■ **Objective**
Reproduce all the entries precisely.

::: Listing

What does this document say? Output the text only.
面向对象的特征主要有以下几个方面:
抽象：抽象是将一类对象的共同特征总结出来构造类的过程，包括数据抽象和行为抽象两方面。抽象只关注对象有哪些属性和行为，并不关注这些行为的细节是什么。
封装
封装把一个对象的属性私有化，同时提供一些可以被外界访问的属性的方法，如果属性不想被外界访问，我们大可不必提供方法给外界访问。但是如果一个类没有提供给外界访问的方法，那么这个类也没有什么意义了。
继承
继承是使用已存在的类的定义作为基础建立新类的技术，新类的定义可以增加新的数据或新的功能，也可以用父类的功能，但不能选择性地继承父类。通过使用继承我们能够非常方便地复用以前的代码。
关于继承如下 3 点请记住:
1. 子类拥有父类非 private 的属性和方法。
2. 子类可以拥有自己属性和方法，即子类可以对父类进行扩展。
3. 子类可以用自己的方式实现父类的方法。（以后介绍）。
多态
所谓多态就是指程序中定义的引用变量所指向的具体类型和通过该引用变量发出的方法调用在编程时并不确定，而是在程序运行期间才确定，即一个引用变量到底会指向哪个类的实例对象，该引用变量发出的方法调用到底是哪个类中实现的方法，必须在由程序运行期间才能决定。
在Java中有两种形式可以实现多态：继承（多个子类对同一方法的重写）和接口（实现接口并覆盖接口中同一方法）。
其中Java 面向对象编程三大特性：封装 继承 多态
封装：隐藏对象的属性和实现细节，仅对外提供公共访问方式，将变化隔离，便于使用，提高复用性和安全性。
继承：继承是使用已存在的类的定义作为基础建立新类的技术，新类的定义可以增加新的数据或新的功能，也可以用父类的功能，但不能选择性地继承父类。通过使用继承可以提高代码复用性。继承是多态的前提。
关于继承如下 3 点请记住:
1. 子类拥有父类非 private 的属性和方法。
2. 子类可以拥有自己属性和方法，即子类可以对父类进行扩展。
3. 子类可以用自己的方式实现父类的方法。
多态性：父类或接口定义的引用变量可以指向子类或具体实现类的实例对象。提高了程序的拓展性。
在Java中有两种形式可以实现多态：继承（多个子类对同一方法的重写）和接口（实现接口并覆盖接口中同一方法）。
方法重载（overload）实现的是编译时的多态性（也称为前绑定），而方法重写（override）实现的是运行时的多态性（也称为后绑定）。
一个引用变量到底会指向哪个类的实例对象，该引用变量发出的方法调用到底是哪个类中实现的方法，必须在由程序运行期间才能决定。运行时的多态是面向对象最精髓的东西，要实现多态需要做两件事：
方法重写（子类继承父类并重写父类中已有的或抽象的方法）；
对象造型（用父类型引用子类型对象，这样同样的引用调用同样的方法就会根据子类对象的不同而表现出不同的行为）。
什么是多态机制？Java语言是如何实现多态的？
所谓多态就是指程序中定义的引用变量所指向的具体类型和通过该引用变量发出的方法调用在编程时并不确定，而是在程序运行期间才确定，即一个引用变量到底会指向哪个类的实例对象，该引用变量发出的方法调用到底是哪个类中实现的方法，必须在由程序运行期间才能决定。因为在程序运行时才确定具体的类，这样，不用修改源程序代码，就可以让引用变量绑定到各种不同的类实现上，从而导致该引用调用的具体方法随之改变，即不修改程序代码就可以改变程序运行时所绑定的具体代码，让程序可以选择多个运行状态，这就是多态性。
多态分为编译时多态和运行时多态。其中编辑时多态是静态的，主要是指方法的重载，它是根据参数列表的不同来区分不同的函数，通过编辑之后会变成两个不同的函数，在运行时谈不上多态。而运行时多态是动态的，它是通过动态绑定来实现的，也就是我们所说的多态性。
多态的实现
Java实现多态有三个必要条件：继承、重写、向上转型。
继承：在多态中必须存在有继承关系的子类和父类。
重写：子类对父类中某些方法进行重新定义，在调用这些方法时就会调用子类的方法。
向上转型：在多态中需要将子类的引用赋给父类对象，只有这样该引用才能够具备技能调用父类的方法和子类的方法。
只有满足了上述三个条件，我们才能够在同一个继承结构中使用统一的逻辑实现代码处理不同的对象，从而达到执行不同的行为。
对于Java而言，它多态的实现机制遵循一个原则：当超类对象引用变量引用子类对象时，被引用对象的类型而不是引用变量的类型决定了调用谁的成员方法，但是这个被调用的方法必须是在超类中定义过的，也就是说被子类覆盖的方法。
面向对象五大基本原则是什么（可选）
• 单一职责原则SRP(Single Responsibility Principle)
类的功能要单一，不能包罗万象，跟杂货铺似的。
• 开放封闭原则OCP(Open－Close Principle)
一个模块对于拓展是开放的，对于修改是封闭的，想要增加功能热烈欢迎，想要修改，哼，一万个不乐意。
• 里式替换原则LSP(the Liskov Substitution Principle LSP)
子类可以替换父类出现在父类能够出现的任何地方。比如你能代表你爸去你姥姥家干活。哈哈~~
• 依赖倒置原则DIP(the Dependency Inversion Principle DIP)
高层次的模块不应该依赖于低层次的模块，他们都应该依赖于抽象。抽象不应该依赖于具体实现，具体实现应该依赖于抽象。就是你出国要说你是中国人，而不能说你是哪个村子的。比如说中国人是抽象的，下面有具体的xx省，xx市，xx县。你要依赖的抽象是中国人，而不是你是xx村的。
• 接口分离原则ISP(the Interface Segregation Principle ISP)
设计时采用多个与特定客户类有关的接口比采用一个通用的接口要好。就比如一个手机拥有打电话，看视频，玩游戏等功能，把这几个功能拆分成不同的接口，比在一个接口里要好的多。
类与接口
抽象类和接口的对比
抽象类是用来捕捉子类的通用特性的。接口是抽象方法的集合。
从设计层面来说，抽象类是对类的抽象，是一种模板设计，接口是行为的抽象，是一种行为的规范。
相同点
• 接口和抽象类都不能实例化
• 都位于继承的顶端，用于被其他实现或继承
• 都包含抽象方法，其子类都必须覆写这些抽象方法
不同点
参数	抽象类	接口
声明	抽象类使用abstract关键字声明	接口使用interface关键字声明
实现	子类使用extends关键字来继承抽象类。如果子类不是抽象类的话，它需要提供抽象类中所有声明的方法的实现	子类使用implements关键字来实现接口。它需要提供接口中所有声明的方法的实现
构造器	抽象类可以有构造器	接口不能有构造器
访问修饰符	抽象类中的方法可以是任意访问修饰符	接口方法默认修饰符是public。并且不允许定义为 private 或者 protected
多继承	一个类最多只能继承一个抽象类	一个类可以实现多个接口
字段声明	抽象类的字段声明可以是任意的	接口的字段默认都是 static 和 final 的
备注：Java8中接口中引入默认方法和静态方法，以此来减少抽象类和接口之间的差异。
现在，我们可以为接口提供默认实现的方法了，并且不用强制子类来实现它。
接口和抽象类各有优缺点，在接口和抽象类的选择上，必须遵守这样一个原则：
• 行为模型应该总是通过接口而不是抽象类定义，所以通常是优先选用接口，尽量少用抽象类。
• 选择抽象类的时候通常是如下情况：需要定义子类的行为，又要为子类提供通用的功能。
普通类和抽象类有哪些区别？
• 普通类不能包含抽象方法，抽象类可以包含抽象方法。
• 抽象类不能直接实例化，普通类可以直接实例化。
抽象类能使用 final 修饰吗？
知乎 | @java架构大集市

::::::

■ **Result of this exercise**
What does this document say? Output the text only.
面向对象的特征主要有以下几个方面:
抽象：抽象是将一类对象的共同特征总结出来构造类的过程，包括数据抽象和行为抽象两方面。抽象只关注对象有哪些属性和行为，并不关注这些行为的细节是什么。
封装
封装把一个对象的属性私有化，同时提供一些可以被外界访问的属性的方法，如果属性不想被外界访问，我们大可不必提供方法给外界访问。但是如果一个类没有提供给外界访问的方法，那么这个类也没有什么意义了。
继承
继承是使用已存在的类的定义作为基础建立新类的技术，新类的定义可以增加新的数据或新的功能，也可以用父类的功能，但不能选择性地继承父类。通过使用继承我们能够非常方便地复用以前的代码。
关于继承如下 3 点请记住:
1. 子类拥有父类非 private 的属性和方法。
2. 子类可以拥有自己属性和方法，即子类可以对父类进行扩展。
3. 子类可以用自己的方式实现父类的方法。（以后介绍）。
多态
所谓多态就是指程序中定义的引用变量所指向的具体类型和通过该引用变量发出的方法调用在编程时并不确定，而是在程序运行期间才确定，即一个引用变量到底会指向哪个类的实例对象，该引用变量发出的方法调用到底是哪个类中实现的方法，必须在由程序运行期间才能决定。
在Java中有两种形式可以实现多态：继承（多个子类对同一方法的重写）和接口（实现接口并覆盖接口中同一方法）。
其中Java 面向对象编程三大特性：封装 继承 多态
封装：隐藏对象的属性和实现细节，仅对外提供公共访问方式，将变化隔离，便于使用，提高复用性和安全性。
继承：继承是使用已存在的类的定义作为基础建立新类的技术，新类的定义可以增加新的数据或新的功能，也可以用父类的功能，但不能选择性地继承父类。通过使用继承可以提高代码复用性。继承是多态的前提。
关于继承如下 3 点请记住:
1. 子类拥有父类非 private 的属性和方法。
2. 子类可以拥有自己属性和方法，即子类可以对父类进行扩展。
3. 子类可以用自己的方式实现父类的方法。
多态性：父类或接口定义的引用变量可以指向子类或具体实现类的实例对象。提高了程序的拓展性。
在Java中有两种形式可以实现多态：继承（多个子类对同一方法的重写）和接口（实现接口并覆盖接口中同一方法）。
方法重载（overload）实现的是编译时的多态性（也称为前绑定），而方法重写（override）实现的是运行时的多态性（也称为后绑定）。
一个引用变量到底会指向哪个类的实例对象，该引用变量发出的方法调用到底是哪个类中实现的方法，必须在由程序运行期间才能决定。运行时的多态是面向对象最精髓的东西，要实现多态需要做两件事：
方法重写（子类继承父类并重写父类中已有的或抽象的方法）；
对象造型（用父类型引用子类型对象，这样同样的引用调用同样的方法就会根据子类对象的不同而表现出不同的行为）。
什么是多态机制？Java语言是如何实现多态的？
所谓多态就是指程序中定义的引用变量所指向的具体类型和通过该引用变量发出的方法调用在编程时并不确定，而是在程序运行期间才确定，即一个引用变量到底会指向哪个类的实例对象，该引用变量发出的方法调用到底是哪个类中实现的方法，必须在由程序运行期间才能决定。因为在程序运行时才确定具体的类，这样，不用修改源程序代码，就可以让引用变量绑定到各种不同的类实现上，从而导致该引用调用的具体方法随之改变，即不修改程序代码就可以改变程序运行时所绑定的具体代码，让程序可以选择多个运行状态，这就是多态性。
多态分为编译时多态和运行时多态。其中编辑时多态是静态的，主要是指方法的重载，它是根据参数列表的不同来区分不同的函数，通过编辑之后会变成两个不同的函数，在运行时谈不上多态。而运行时多态是动态的，它是通过动态绑定来实现的，也就是我们所说的多态性。
多态的实现
Java实现多态有三个必要条件：继承、重写、向上转型。
继承：在多态中必须存在有继承关系的子类和父类。
重写：子类对父类中某些方法进行重新定义，在调用这些方法时就会调用子类的方法。
向上转型：在多态中需要将子类的引用赋给父类对象，只有这样该引用才能够具备技能调用父类的方法和子类的方法。
只有满足了上述三个条件，我们才能够在同一个继承结构中使用统一的逻辑实现代码处理不同的对象，从而达到执行不同的行为。
对于Java而言，它多态的实现机制遵循一个原则：当超类对象引用变量引用子类对象时，被引用对象的类型而不是引用变量的类型决定了调用谁的成员方法，但是这个被调用的方法必须是在超类中定义过的，也就是说被子类覆盖的方法。
面向对象五大基本原则是什么（可选）
• 单一职责原则SRP(Single Responsibility Principle)
类的功能要单一，不能包罗万象，跟杂货铺似的。
• 开放封闭原则OCP(Open－Close Principle)
一个模块对于拓展是开放的，对于修改是封闭的，想要增加功能热烈欢迎，想要修改，哼，一万个不乐意。
• 里式替换原则LSP(the Liskov Substitution Principle LSP)
子类可以替换父类出现在父类能够出现的任何地方。比如你能代表你爸去你姥姥家干活。哈哈~~
• 依赖倒置原则DIP(the Dependency Inversion Principle DIP)
高层次的模块不应该依赖于低层次的模块，他们都应该依赖于抽象。抽象不应该依赖于具体实现，具体实现应该依赖于抽象。就是你出国要说你是中国人，而不能说你是哪个村子的。比如说中国人是抽象的，下面有具体的xx省，xx市，xx县。你要依赖的抽象是中国人，而不是你是xx村的。
• 接口分离原则ISP(the Interface Segregation Principle ISP)
设计时采用多个与特定客户类有关的接口比采用一个通用的接口要好。就比如一个手机拥有打电话，看视频，玩游戏等功能，把这几个功能拆分成不同的接口，比在一个接口里要好的多。
类与接口
抽象类和接口的对比
抽象类是用来捕捉子类的通用特性的。接口是抽象方法的集合。
从设计层面来说，抽象类是对类的抽象，是一种模板设计，接口是行为的抽象，是一种行为的规范。
相同点
• 接口和抽象类都不能实例化
• 都位于继承的顶端，用于被其他实现或继承
• 都包含抽象方法，其子类都必须覆写这些抽象方法
不同点
参数	抽象类	接口
声明	抽象类使用abstract关键字声明	接口使用interface关键字声明
实现	子类使用extends关键字来继承抽象类。如果子类不是抽象类的话，它需要提供抽象类中所有声明的方法的实现	子类使用implements关键字来实现接口。它需要提供接口中所有声明的方法的实现
构造器	抽象类可以有构造器	接口不能有构造器
访问修饰符	抽象类中的方法可以是任意访问修饰符	接口方法默认修饰符是public。并且不允许定义为 private 或者 protected
多继承	一个类最多只能继承一个抽象类	一个类可以实现多个接口
字段声明	抽象类的字段声明可以是任意的	接口的字段默认都是 static 和 final 的
备注：Java8中接口中引入默认方法和静态方法，以此来减少抽象类和接口之间的差异。
现在，我们可以为接口提供默认实现的方法了，并且不用强制子类来实现它。
接口和抽象类各有优缺点，在接口和抽象类的选择上，必须遵守这样一个原则：
• 行为模型应该总是通过接口而不是抽象类定义，所以通常是优先选用接口，尽量少用抽象类。
• 选择抽象类的时候通常是如下情况：需要定义子类的行为，又要为子类提供通用的功能。
普通类和抽象类有哪些区别？
• 普通类不能包含抽象方法，抽象类可以包含抽象方法。
• 抽象类不能直接实例化，普通类可以直接实例化。
抽象类能使用 final 修饰吗？
知乎 | @java架构大集市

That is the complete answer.